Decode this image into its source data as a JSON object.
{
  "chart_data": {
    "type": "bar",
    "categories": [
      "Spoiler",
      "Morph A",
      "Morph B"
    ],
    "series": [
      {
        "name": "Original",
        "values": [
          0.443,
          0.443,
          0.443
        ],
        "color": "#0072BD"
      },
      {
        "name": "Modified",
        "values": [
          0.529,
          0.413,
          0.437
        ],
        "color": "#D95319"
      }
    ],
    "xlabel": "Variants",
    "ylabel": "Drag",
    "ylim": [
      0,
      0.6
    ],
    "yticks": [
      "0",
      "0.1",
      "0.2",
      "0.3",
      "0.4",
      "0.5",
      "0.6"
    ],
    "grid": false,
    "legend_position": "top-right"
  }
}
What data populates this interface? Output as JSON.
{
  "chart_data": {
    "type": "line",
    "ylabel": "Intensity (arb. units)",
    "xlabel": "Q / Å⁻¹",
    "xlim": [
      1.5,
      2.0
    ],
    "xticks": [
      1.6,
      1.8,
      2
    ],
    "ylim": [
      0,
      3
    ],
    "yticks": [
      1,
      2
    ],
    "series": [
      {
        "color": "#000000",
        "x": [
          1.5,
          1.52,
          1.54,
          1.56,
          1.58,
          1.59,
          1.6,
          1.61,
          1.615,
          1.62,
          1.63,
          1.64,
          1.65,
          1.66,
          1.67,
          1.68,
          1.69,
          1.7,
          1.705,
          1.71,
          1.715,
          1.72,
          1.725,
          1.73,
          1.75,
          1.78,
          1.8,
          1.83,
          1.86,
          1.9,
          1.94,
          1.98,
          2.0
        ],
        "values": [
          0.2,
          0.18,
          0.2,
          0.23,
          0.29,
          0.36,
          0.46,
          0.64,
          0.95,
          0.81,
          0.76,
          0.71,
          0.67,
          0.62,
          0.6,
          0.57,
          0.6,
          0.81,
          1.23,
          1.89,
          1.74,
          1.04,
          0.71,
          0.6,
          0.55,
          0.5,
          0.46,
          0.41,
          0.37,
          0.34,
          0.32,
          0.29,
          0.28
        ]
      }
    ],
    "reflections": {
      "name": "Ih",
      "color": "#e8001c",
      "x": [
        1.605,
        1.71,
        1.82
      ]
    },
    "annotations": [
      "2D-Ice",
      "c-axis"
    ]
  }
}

Aim:
Exact copies of all the records are required.

Task solution:
Decode this image into its source data as a JSON object.
{
  "chart_data": {
    "type": "bar",
    "categories": [
      "Spoiler",
      "Morph A",
      "Morph B"
    ],
    "series": [
      {
        "name": "Original",
        "values": [
          0.443,
          0.443,
          0.443
        ],
        "color": "#0072BD"
      },
      {
        "name": "Modified",
        "values": [
          0.529,
          0.413,
          0.437
        ],
        "color": "#D95319"
      }
    ],
    "xlabel": "Variants",
    "ylabel": "Drag",
    "ylim": [
      0,
      0.6
    ],
    "yticks": [
      "0",
      "0.1",
      "0.2",
      "0.3",
      "0.4",
      "0.5",
      "0.6"
    ],
    "grid": false,
    "legend_position": "top-right"
  }
}
What data populates this interface? Output as JSON.
{
  "chart_data": {
    "type": "line",
    "ylabel": "Intensity (arb. units)",
    "xlabel": "Q / Å⁻¹",
    "xlim": [
      1.5,
      2.0
    ],
    "xticks": [
      1.6,
      1.8,
      2
    ],
    "ylim": [
      0,
      3
    ],
    "yticks": [
      1,
      2
    ],
    "series": [
      {
        "color": "#000000",
        "x": [
          1.5,
          1.52,
          1.54,
          1.56,
          1.58,
          1.59,
          1.6,
          1.61,
          1.615,
          1.62,
          1.63,
          1.64,
          1.65,
          1.66,
          1.67,
          1.68,
          1.69,
          1.7,
          1.705,
          1.71,
          1.715,
          1.72,
          1.725,
          1.73,
          1.75,
          1.78,
          1.8,
          1.83,
          1.86,
          1.9,
          1.94,
          1.98,
          2.0
        ],
        "values": [
          0.2,
          0.18,
          0.2,
          0.23,
          0.29,
          0.36,
          0.46,
          0.64,
          0.95,
          0.81,
          0.76,
          0.71,
          0.67,
          0.62,
          0.6,
          0.57,
          0.6,
          0.81,
          1.23,
          1.89,
          1.74,
          1.04,
          0.71,
          0.6,
          0.55,
          0.5,
          0.46,
          0.41,
          0.37,
          0.34,
          0.32,
          0.29,
          0.28
        ]
      }
    ],
    "reflections": {
      "name": "Ih",
      "color": "#e8001c",
      "x": [
        1.605,
        1.71,
        1.82
      ]
    },
    "annotations": [
      "2D-Ice",
      "c-axis"
    ]
  }
}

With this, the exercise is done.